* THE TASK: Your task is to copy every line of this material exactly.

* AVAILABLE RECORDS:
***

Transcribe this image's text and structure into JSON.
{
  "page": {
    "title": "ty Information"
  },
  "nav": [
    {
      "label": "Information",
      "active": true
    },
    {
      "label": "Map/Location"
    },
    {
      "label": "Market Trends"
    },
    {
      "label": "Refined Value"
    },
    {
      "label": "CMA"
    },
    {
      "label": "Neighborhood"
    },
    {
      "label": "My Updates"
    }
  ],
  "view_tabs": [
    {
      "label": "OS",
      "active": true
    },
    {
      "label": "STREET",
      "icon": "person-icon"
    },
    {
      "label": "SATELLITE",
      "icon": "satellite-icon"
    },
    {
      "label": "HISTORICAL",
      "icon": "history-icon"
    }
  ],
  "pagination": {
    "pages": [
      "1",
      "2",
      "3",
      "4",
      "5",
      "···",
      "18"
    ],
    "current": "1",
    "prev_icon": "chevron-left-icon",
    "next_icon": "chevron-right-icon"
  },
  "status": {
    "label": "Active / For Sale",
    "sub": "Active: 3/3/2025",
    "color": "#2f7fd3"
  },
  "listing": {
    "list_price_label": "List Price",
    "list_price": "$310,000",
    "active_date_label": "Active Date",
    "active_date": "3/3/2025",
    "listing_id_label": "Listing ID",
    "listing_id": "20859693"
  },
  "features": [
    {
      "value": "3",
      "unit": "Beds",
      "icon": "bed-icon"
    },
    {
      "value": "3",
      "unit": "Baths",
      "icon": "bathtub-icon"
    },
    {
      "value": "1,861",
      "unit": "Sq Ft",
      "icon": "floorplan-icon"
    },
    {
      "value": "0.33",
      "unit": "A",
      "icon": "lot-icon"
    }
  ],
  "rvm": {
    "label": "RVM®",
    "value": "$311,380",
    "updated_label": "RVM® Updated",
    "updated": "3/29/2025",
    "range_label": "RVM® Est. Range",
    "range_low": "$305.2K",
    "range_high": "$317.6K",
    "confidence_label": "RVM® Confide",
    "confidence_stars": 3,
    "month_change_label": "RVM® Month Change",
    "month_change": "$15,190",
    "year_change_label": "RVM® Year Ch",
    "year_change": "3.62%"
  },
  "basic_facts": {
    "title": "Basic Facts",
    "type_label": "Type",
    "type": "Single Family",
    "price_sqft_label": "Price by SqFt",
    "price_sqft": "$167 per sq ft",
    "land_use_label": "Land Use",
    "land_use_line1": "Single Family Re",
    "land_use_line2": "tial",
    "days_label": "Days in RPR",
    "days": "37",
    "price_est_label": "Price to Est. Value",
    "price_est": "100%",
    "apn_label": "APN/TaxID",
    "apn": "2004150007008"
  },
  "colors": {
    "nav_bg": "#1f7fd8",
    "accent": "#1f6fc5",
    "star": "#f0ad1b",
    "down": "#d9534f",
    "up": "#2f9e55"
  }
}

***

* OUTPUT OF THE EXERCISE:
Transcribe this image's text and structure into JSON.
{
  "page": {
    "title": "ty Information"
  },
  "nav": [
    {
      "label": "Information",
      "active": true
    },
    {
      "label": "Map/Location"
    },
    {
      "label": "Market Trends"
    },
    {
      "label": "Refined Value"
    },
    {
      "label": "CMA"
    },
    {
      "label": "Neighborhood"
    },
    {
      "label": "My Updates"
    }
  ],
  "view_tabs": [
    {
      "label": "OS",
      "active": true
    },
    {
      "label": "STREET",
      "icon": "person-icon"
    },
    {
      "label": "SATELLITE",
      "icon": "satellite-icon"
    },
    {
      "label": "HISTORICAL",
      "icon": "history-icon"
    }
  ],
  "pagination": {
    "pages": [
      "1",
      "2",
      "3",
      "4",
      "5",
      "···",
      "18"
    ],
    "current": "1",
    "prev_icon": "chevron-left-icon",
    "next_icon": "chevron-right-icon"
  },
  "status": {
    "label": "Active / For Sale",
    "sub": "Active: 3/3/2025",
    "color": "#2f7fd3"
  },
  "listing": {
    "list_price_label": "List Price",
    "list_price": "$310,000",
    "active_date_label": "Active Date",
    "active_date": "3/3/2025",
    "listing_id_label": "Listing ID",
    "listing_id": "20859693"
  },
  "features": [
    {
      "value": "3",
      "unit": "Beds",
      "icon": "bed-icon"
    },
    {
      "value": "3",
      "unit": "Baths",
      "icon": "bathtub-icon"
    },
    {
      "value": "1,861",
      "unit": "Sq Ft",
      "icon": "floorplan-icon"
    },
    {
      "value": "0.33",
      "unit": "A",
      "icon": "lot-icon"
    }
  ],
  "rvm": {
    "label": "RVM®",
    "value": "$311,380",
    "updated_label": "RVM® Updated",
    "updated": "3/29/2025",
    "range_label": "RVM® Est. Range",
    "range_low": "$305.2K",
    "range_high": "$317.6K",
    "confidence_label": "RVM® Confide",
    "confidence_stars": 3,
    "month_change_label": "RVM® Month Change",
    "month_change": "$15,190",
    "year_change_label": "RVM® Year Ch",
    "year_change": "3.62%"
  },
  "basic_facts": {
    "title": "Basic Facts",
    "type_label": "Type",
    "type": "Single Family",
    "price_sqft_label": "Price by SqFt",
    "price_sqft": "$167 per sq ft",
    "land_use_label": "Land Use",
    "land_use_line1": "Single Family Re",
    "land_use_line2": "tial",
    "days_label": "Days in RPR",
    "days": "37",
    "price_est_label": "Price to Est. Value",
    "price_est": "100%",
    "apn_label": "APN/TaxID",
    "apn": "2004150007008"
  },
  "colors": {
    "nav_bg": "#1f7fd8",
    "accent": "#1f6fc5",
    "star": "#f0ad1b",
    "down": "#d9534f",
    "up": "#2f9e55"
  }
}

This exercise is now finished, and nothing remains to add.